--- START PROVIDED INFORMATION ---

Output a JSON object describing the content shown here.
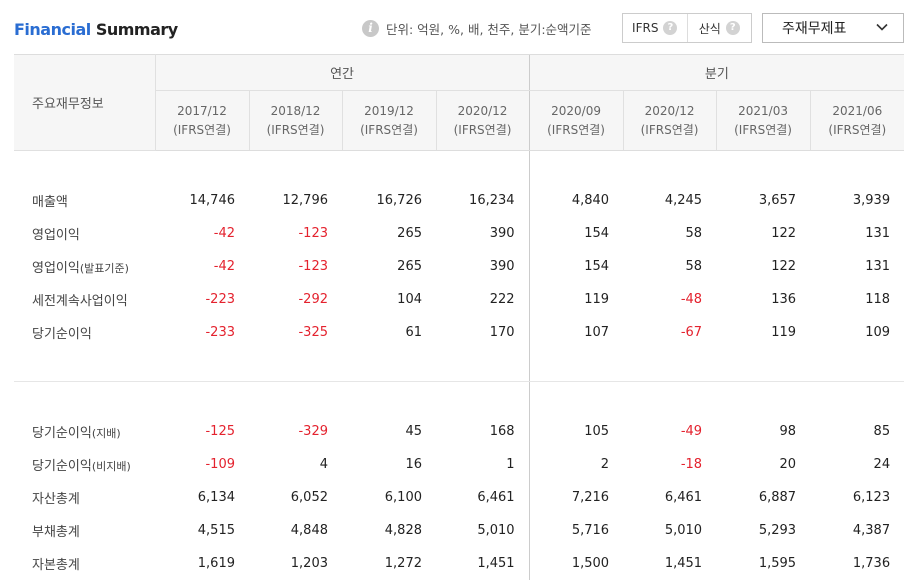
{
  "header": {
    "title_accent": "Financial",
    "title_rest": " Summary",
    "unit_text": "단위: 억원, %, 배, 천주, 분기:순액기준",
    "info_icon": "info-icon",
    "toggle": {
      "ifrs": "IFRS",
      "calc": "산식"
    },
    "select_value": "주재무제표"
  },
  "table": {
    "row_label_header": "주요재무정보",
    "group_annual": "연간",
    "group_quarter": "분기",
    "columns": [
      {
        "period": "2017/12",
        "basis": "(IFRS연결)"
      },
      {
        "period": "2018/12",
        "basis": "(IFRS연결)"
      },
      {
        "period": "2019/12",
        "basis": "(IFRS연결)"
      },
      {
        "period": "2020/12",
        "basis": "(IFRS연결)"
      },
      {
        "period": "2020/09",
        "basis": "(IFRS연결)"
      },
      {
        "period": "2020/12",
        "basis": "(IFRS연결)"
      },
      {
        "period": "2021/03",
        "basis": "(IFRS연결)"
      },
      {
        "period": "2021/06",
        "basis": "(IFRS연결)"
      }
    ],
    "rows_group1": [
      {
        "label": "매출액",
        "label_small": "",
        "values": [
          "14,746",
          "12,796",
          "16,726",
          "16,234",
          "4,840",
          "4,245",
          "3,657",
          "3,939"
        ]
      },
      {
        "label": "영업이익",
        "label_small": "",
        "values": [
          "-42",
          "-123",
          "265",
          "390",
          "154",
          "58",
          "122",
          "131"
        ]
      },
      {
        "label": "영업이익",
        "label_small": "(발표기준)",
        "values": [
          "-42",
          "-123",
          "265",
          "390",
          "154",
          "58",
          "122",
          "131"
        ]
      },
      {
        "label": "세전계속사업이익",
        "label_small": "",
        "values": [
          "-223",
          "-292",
          "104",
          "222",
          "119",
          "-48",
          "136",
          "118"
        ]
      },
      {
        "label": "당기순이익",
        "label_small": "",
        "values": [
          "-233",
          "-325",
          "61",
          "170",
          "107",
          "-67",
          "119",
          "109"
        ]
      }
    ],
    "rows_group2": [
      {
        "label": "당기순이익",
        "label_small": "(지배)",
        "values": [
          "-125",
          "-329",
          "45",
          "168",
          "105",
          "-49",
          "98",
          "85"
        ]
      },
      {
        "label": "당기순이익",
        "label_small": "(비지배)",
        "values": [
          "-109",
          "4",
          "16",
          "1",
          "2",
          "-18",
          "20",
          "24"
        ]
      },
      {
        "label": "자산총계",
        "label_small": "",
        "values": [
          "6,134",
          "6,052",
          "6,100",
          "6,461",
          "7,216",
          "6,461",
          "6,887",
          "6,123"
        ]
      },
      {
        "label": "부채총계",
        "label_small": "",
        "values": [
          "4,515",
          "4,848",
          "4,828",
          "5,010",
          "5,716",
          "5,010",
          "5,293",
          "4,387"
        ]
      },
      {
        "label": "자본총계",
        "label_small": "",
        "values": [
          "1,619",
          "1,203",
          "1,272",
          "1,451",
          "1,500",
          "1,451",
          "1,595",
          "1,736"
        ]
      }
    ]
  },
  "colors": {
    "accent": "#2a6dd2",
    "negative": "#e4222e"
  }
}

--- END PROVIDED INFORMATION ---

Reproduce every entry exactly, but omit each picture.

ANSWER TO THE EXERCISE:
Output a JSON object describing the content shown here.
{
  "header": {
    "title_accent": "Financial",
    "title_rest": " Summary",
    "unit_text": "단위: 억원, %, 배, 천주, 분기:순액기준",
    "info_icon": "info-icon",
    "toggle": {
      "ifrs": "IFRS",
      "calc": "산식"
    },
    "select_value": "주재무제표"
  },
  "table": {
    "row_label_header": "주요재무정보",
    "group_annual": "연간",
    "group_quarter": "분기",
    "columns": [
      {
        "period": "2017/12",
        "basis": "(IFRS연결)"
      },
      {
        "period": "2018/12",
        "basis": "(IFRS연결)"
      },
      {
        "period": "2019/12",
        "basis": "(IFRS연결)"
      },
      {
        "period": "2020/12",
        "basis": "(IFRS연결)"
      },
      {
        "period": "2020/09",
        "basis": "(IFRS연결)"
      },
      {
        "period": "2020/12",
        "basis": "(IFRS연결)"
      },
      {
        "period": "2021/03",
        "basis": "(IFRS연결)"
      },
      {
        "period": "2021/06",
        "basis": "(IFRS연결)"
      }
    ],
    "rows_group1": [
      {
        "label": "매출액",
        "label_small": "",
        "values": [
          "14,746",
          "12,796",
          "16,726",
          "16,234",
          "4,840",
          "4,245",
          "3,657",
          "3,939"
        ]
      },
      {
        "label": "영업이익",
        "label_small": "",
        "values": [
          "-42",
          "-123",
          "265",
          "390",
          "154",
          "58",
          "122",
          "131"
        ]
      },
      {
        "label": "영업이익",
        "label_small": "(발표기준)",
        "values": [
          "-42",
          "-123",
          "265",
          "390",
          "154",
          "58",
          "122",
          "131"
        ]
      },
      {
        "label": "세전계속사업이익",
        "label_small": "",
        "values": [
          "-223",
          "-292",
          "104",
          "222",
          "119",
          "-48",
          "136",
          "118"
        ]
      },
      {
        "label": "당기순이익",
        "label_small": "",
        "values": [
          "-233",
          "-325",
          "61",
          "170",
          "107",
          "-67",
          "119",
          "109"
        ]
      }
    ],
    "rows_group2": [
      {
        "label": "당기순이익",
        "label_small": "(지배)",
        "values": [
          "-125",
          "-329",
          "45",
          "168",
          "105",
          "-49",
          "98",
          "85"
        ]
      },
      {
        "label": "당기순이익",
        "label_small": "(비지배)",
        "values": [
          "-109",
          "4",
          "16",
          "1",
          "2",
          "-18",
          "20",
          "24"
        ]
      },
      {
        "label": "자산총계",
        "label_small": "",
        "values": [
          "6,134",
          "6,052",
          "6,100",
          "6,461",
          "7,216",
          "6,461",
          "6,887",
          "6,123"
        ]
      },
      {
        "label": "부채총계",
        "label_small": "",
        "values": [
          "4,515",
          "4,848",
          "4,828",
          "5,010",
          "5,716",
          "5,010",
          "5,293",
          "4,387"
        ]
      },
      {
        "label": "자본총계",
        "label_small": "",
        "values": [
          "1,619",
          "1,203",
          "1,272",
          "1,451",
          "1,500",
          "1,451",
          "1,595",
          "1,736"
        ]
      }
    ]
  },
  "colors": {
    "accent": "#2a6dd2",
    "negative": "#e4222e"
  }
}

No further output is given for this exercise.